_THE EXERCISE_
Pick out each line containing the string "cooling" and copy it.

_SUPPLIED RECORDS_
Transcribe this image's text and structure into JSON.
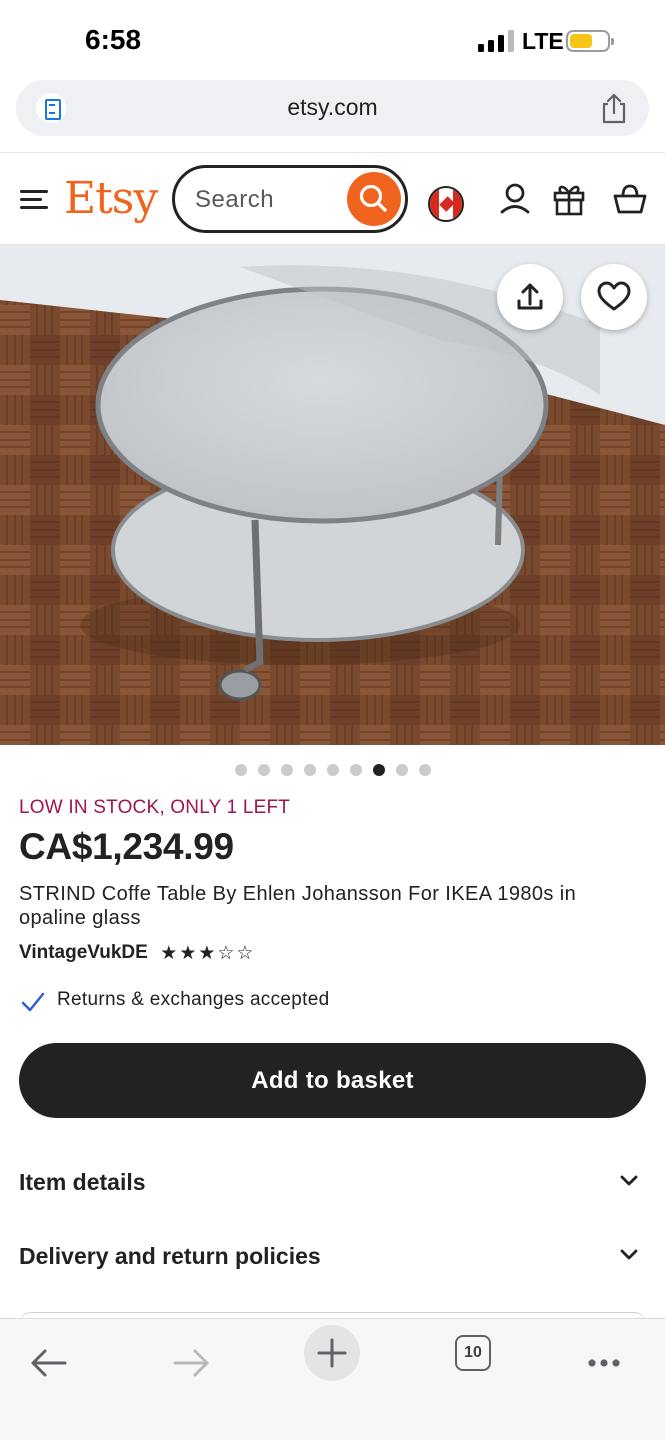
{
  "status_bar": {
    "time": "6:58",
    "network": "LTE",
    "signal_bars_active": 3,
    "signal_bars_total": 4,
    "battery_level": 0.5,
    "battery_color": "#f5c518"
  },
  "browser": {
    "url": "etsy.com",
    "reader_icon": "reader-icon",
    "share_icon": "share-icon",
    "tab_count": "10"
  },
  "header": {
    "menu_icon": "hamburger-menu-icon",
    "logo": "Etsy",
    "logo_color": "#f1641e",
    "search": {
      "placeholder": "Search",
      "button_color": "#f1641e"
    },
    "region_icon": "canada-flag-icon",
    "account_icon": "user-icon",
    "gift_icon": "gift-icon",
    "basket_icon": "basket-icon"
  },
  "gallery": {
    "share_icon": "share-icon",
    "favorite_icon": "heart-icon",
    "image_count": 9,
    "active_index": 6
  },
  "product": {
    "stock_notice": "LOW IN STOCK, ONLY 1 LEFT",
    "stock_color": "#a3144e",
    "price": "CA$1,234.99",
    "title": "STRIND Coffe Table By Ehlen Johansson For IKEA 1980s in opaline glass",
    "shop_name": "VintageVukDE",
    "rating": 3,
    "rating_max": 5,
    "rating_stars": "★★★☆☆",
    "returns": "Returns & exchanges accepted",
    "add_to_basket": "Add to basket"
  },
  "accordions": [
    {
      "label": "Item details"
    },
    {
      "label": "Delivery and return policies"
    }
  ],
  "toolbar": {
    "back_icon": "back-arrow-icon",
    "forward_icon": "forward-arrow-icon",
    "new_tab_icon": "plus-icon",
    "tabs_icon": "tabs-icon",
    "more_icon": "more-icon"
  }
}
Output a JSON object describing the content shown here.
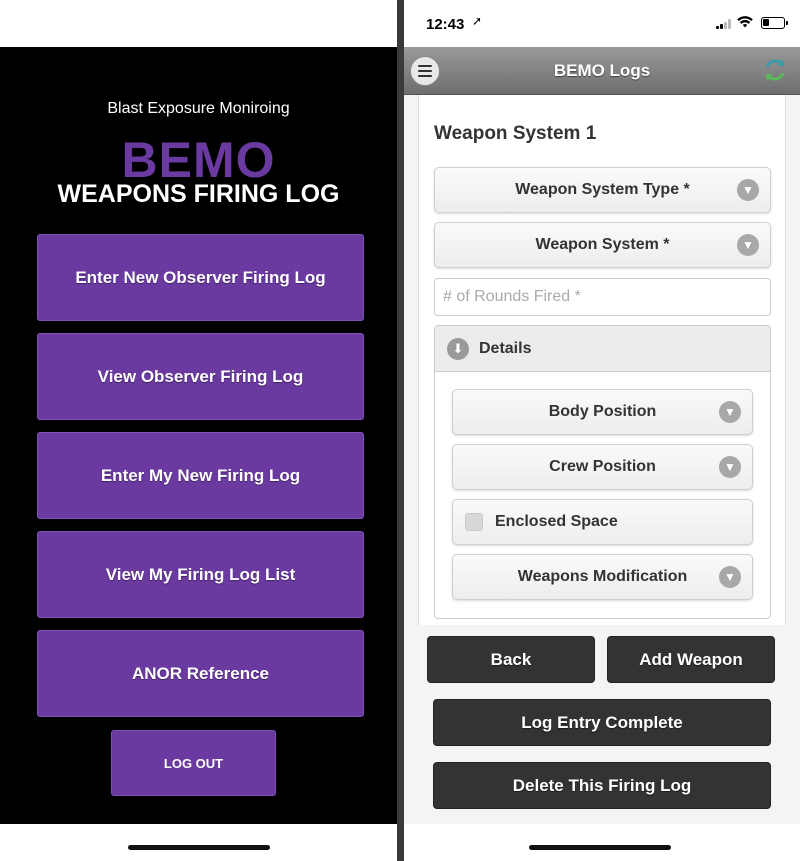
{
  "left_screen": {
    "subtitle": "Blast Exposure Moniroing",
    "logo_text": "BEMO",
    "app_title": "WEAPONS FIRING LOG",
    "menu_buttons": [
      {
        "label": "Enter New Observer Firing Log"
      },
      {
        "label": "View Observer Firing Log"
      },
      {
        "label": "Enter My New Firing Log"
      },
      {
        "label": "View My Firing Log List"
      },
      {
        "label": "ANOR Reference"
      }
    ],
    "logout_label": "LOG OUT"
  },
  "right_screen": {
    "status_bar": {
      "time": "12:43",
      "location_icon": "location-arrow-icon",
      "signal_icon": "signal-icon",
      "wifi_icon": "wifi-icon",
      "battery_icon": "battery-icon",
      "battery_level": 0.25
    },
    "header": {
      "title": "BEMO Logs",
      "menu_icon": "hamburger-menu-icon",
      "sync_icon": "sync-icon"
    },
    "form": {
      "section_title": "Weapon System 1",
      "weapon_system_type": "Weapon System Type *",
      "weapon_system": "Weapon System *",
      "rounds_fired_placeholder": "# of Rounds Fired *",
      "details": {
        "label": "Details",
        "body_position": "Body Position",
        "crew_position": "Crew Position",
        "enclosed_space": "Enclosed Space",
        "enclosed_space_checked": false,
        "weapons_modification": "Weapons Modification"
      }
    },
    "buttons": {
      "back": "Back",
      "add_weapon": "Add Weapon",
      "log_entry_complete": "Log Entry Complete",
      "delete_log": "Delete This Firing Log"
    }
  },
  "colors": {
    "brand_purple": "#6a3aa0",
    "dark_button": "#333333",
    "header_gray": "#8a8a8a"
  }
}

==

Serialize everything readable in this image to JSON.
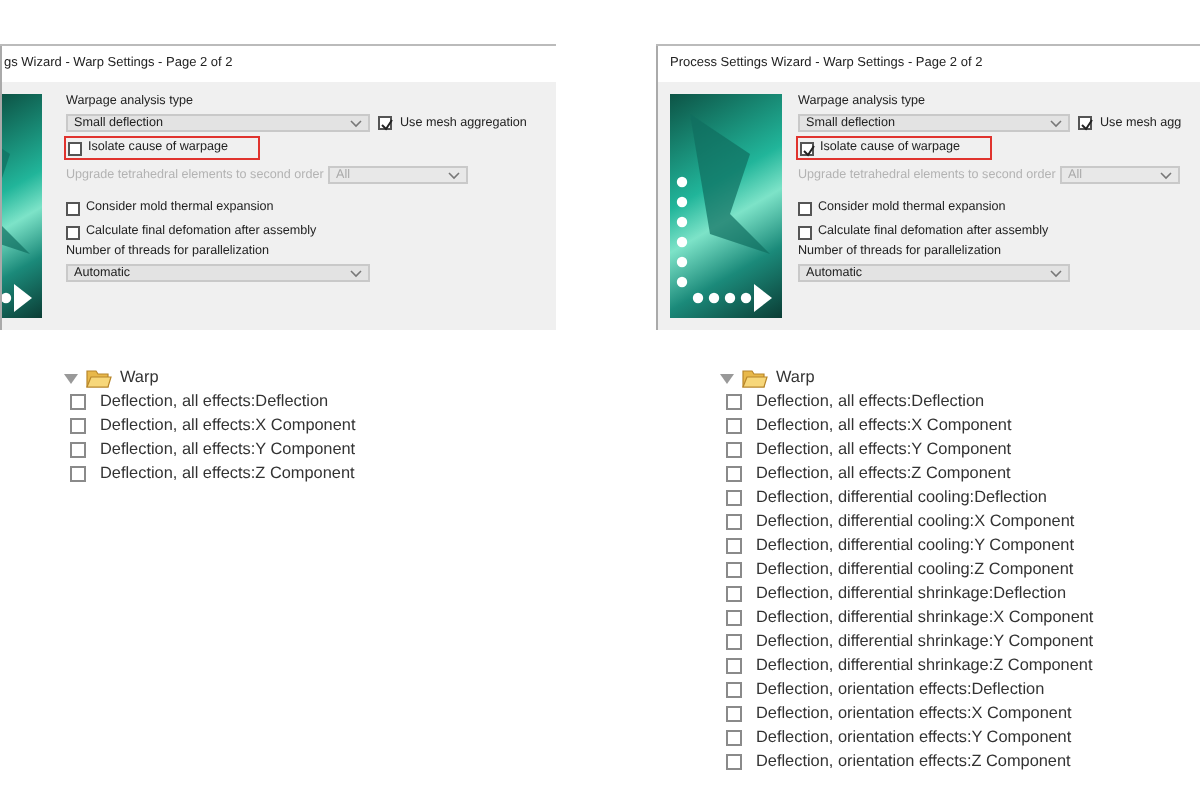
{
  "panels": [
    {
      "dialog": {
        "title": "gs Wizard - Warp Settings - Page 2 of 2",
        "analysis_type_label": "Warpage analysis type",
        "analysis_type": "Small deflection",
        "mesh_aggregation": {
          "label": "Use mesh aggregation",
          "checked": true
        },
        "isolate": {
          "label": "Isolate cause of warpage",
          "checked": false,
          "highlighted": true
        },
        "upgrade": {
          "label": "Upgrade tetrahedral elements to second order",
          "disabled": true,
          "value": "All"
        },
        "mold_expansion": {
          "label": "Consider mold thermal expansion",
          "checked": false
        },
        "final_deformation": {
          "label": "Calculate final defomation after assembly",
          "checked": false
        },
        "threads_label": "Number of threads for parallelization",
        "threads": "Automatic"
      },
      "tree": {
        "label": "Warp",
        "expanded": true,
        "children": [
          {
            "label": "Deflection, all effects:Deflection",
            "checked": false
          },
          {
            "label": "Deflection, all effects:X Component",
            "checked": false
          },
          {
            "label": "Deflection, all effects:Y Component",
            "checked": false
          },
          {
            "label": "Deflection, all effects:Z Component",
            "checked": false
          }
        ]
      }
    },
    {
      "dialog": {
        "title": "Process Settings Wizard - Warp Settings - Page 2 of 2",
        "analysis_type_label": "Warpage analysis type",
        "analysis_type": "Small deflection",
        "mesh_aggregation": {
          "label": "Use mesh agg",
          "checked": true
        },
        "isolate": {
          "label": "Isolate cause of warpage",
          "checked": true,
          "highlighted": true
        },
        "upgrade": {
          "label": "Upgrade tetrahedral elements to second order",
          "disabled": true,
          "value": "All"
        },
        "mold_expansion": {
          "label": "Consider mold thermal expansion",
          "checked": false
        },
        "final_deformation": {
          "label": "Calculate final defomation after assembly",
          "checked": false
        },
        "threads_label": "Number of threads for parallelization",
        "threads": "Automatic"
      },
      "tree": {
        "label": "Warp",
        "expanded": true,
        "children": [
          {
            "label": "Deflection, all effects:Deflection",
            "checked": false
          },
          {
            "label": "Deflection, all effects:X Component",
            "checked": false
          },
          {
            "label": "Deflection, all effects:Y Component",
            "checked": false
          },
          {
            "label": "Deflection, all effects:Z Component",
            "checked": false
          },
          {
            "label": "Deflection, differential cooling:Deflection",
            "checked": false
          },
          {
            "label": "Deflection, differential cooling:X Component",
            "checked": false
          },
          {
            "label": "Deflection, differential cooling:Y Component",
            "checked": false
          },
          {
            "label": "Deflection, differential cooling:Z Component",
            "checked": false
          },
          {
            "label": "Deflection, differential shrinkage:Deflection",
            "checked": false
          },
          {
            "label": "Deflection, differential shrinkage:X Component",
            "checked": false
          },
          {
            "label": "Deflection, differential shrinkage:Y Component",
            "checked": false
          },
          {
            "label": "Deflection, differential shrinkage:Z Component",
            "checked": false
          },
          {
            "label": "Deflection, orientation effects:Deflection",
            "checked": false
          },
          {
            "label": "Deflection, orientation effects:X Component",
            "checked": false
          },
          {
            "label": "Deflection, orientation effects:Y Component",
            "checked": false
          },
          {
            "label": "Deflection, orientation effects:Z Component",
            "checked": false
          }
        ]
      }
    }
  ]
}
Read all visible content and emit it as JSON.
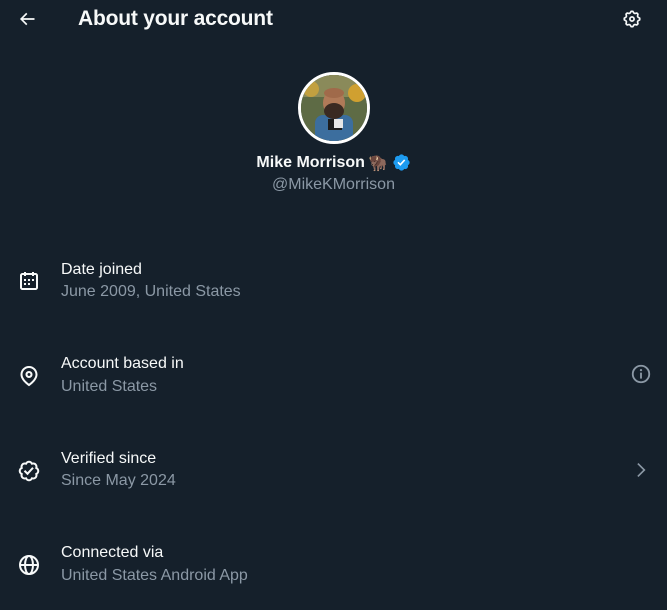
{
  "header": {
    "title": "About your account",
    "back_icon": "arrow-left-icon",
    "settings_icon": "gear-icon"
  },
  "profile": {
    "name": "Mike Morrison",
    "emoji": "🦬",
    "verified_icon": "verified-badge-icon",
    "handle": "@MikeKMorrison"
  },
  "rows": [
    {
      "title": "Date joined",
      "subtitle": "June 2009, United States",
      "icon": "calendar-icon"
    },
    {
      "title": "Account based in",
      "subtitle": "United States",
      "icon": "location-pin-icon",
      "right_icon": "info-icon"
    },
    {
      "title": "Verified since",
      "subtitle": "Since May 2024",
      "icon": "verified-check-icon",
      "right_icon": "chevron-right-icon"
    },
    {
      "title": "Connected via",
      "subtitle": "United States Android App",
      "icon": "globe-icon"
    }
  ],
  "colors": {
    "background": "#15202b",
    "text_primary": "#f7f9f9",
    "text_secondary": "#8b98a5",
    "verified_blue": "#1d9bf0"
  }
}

_RESULT FOR THIS EXERCISE_
            "label": "Deflection, differential cooling:Deflection",
            "label": "Deflection, differential cooling:X Component",
            "label": "Deflection, differential cooling:Y Component",
            "label": "Deflection, differential cooling:Z Component",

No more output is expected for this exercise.